◆ **THE EXERCISE**
Report how many lines contain "text". The answer is a single number.

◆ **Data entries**
===

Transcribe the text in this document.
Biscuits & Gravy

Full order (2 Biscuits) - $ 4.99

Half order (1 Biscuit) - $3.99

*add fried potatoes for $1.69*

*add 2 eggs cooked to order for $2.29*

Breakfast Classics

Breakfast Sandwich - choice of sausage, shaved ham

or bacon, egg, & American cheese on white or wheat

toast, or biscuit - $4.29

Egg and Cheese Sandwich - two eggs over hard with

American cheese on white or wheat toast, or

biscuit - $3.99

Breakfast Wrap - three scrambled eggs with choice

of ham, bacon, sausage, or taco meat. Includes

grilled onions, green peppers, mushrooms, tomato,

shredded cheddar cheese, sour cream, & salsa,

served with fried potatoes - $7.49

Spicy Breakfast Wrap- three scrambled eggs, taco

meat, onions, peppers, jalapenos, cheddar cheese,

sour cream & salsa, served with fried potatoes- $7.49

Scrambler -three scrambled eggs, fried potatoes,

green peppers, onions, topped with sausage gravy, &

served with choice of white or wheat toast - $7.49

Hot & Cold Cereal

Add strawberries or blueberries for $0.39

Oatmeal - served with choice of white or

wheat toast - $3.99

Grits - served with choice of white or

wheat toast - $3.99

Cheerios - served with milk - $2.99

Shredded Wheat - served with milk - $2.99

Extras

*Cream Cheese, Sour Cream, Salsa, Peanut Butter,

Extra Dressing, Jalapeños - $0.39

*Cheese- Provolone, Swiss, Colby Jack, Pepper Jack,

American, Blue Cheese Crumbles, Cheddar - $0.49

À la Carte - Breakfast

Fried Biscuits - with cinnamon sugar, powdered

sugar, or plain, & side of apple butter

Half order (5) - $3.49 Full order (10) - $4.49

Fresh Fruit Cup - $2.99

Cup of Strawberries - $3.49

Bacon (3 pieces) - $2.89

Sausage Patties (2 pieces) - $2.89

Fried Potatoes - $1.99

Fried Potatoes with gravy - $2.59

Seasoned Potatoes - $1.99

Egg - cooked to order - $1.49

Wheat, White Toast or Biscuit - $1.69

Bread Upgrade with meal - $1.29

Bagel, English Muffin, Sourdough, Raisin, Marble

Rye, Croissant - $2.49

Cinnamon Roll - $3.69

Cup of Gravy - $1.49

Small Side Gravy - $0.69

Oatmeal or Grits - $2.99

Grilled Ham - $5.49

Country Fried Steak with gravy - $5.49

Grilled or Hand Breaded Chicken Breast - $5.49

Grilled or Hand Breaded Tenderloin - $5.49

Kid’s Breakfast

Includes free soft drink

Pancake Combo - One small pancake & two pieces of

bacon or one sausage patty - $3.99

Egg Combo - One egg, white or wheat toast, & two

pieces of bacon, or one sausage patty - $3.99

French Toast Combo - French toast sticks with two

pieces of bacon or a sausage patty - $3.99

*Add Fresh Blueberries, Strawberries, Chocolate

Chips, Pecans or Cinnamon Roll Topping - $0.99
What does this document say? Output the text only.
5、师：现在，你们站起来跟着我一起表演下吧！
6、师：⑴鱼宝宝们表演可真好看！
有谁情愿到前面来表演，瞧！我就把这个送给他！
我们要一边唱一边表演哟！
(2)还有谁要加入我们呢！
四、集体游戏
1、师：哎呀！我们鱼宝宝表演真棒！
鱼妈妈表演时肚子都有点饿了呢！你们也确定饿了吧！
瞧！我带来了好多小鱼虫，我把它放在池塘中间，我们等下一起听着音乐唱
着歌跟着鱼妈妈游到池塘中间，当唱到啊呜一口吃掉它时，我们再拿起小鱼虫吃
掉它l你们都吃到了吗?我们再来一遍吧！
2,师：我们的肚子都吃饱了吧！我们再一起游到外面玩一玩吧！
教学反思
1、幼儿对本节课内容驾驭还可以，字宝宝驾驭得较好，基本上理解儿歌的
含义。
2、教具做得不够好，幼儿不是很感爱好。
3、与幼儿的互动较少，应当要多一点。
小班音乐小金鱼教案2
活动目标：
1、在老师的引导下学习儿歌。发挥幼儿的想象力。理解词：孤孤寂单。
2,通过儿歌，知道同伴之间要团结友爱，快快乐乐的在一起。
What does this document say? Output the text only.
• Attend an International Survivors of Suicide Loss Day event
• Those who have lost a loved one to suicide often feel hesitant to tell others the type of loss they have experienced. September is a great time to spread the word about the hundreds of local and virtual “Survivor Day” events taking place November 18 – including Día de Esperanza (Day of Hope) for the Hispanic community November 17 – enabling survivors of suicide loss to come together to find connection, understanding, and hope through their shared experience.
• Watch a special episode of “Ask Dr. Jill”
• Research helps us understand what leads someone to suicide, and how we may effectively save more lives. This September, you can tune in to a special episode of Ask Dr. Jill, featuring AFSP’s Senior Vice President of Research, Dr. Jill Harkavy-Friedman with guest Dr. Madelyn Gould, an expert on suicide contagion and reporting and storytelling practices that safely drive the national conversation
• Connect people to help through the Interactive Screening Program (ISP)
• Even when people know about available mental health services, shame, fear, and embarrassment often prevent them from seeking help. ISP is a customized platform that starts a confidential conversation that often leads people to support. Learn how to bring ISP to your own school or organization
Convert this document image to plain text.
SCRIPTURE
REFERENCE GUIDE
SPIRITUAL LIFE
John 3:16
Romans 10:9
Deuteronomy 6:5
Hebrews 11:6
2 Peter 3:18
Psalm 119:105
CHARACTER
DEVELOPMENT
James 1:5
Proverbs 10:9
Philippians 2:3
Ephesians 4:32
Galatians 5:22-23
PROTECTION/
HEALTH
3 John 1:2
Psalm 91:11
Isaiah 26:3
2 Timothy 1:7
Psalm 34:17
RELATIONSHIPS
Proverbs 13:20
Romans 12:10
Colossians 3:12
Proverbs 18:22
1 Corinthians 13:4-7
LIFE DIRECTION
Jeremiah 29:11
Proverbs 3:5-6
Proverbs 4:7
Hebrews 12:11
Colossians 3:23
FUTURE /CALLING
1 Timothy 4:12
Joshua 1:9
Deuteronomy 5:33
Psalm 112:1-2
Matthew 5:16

===

◆ **COMPLETE RESPONSE**
4